* START EXERCISE DATA *

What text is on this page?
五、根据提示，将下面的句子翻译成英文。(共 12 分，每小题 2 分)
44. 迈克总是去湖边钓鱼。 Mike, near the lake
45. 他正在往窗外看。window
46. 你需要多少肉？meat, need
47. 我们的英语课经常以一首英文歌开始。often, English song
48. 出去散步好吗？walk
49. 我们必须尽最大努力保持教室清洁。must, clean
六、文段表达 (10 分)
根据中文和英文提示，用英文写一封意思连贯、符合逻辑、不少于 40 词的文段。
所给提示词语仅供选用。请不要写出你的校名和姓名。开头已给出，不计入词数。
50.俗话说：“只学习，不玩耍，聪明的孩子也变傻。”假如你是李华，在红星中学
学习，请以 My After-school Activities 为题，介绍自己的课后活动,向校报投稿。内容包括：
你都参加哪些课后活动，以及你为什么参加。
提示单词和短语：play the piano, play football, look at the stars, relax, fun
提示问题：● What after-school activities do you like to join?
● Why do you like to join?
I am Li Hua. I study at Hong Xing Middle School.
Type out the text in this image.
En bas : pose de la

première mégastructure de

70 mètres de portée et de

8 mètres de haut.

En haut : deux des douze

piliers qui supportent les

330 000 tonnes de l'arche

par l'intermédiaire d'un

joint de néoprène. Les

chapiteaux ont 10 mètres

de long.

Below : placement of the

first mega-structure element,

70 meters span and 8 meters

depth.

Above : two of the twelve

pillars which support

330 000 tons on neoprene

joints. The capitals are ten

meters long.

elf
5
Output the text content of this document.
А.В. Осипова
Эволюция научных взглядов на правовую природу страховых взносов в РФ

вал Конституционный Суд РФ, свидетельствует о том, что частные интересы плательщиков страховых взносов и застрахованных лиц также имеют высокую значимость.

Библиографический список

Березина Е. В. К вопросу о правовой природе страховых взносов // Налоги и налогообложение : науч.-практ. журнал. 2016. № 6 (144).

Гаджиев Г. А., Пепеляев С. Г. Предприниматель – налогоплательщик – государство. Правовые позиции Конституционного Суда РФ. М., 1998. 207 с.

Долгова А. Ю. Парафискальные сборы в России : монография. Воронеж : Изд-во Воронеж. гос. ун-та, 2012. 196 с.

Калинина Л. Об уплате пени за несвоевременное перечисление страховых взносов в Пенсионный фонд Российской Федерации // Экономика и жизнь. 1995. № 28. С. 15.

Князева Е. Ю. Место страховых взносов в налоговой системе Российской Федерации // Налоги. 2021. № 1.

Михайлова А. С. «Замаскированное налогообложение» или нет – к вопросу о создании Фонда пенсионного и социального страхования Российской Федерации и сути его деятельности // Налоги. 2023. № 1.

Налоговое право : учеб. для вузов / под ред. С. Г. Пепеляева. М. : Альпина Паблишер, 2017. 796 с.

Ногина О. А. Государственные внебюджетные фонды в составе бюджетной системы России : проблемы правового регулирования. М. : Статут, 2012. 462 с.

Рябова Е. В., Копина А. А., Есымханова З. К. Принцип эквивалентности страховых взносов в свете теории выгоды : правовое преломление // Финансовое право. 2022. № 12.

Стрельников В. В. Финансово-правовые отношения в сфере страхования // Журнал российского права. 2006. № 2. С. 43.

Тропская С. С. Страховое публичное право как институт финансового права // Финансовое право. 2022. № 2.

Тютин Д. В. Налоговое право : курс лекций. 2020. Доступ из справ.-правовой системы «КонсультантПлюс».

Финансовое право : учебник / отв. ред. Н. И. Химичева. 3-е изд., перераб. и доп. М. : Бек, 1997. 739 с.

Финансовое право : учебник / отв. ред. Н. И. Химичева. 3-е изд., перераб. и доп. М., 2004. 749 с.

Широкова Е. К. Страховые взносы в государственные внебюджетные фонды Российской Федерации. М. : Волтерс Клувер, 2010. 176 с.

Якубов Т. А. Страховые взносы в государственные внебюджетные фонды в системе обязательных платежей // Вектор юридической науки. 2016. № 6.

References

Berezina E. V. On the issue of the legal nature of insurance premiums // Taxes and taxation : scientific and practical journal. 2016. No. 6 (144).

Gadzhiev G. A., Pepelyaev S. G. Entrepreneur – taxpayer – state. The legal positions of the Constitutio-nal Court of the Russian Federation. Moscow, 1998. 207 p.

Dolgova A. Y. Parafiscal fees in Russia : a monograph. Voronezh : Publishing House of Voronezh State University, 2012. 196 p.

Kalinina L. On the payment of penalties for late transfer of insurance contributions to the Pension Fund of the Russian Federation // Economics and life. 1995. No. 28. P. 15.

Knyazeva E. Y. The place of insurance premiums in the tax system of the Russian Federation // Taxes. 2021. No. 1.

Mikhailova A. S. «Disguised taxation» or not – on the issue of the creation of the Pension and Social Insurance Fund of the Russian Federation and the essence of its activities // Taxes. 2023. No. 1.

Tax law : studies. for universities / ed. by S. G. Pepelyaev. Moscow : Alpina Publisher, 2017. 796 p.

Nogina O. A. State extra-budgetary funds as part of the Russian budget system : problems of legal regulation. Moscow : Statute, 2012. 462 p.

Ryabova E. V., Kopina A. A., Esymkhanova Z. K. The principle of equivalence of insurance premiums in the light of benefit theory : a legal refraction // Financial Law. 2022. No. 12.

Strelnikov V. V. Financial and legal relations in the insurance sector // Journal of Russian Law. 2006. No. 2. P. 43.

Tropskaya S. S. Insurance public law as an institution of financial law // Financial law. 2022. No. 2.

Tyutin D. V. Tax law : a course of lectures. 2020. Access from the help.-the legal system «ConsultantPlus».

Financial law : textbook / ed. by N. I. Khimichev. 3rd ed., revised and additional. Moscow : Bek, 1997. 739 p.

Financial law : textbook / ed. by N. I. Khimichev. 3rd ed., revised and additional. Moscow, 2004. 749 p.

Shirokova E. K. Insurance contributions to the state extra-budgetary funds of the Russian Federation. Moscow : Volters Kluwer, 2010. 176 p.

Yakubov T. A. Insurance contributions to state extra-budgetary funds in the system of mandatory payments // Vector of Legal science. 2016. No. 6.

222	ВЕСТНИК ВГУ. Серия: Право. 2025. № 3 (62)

* END EXERCISE DATA *

Which lines of the material contain the string "extra"? List each of them.

▶ **SOLUTION BELOW**
Nogina O. A. State extra-budgetary funds as part of the Russian budget system : problems of legal regulation. Moscow : Statute, 2012. 462 p.
Shirokova E. K. Insurance contributions to the state extra-budgetary funds of the Russian Federation. Moscow : Volters Kluwer, 2010. 176 p.
Yakubov T. A. Insurance contributions to state extra-budgetary funds in the system of mandatory payments // Vector of Legal science. 2016. No. 6.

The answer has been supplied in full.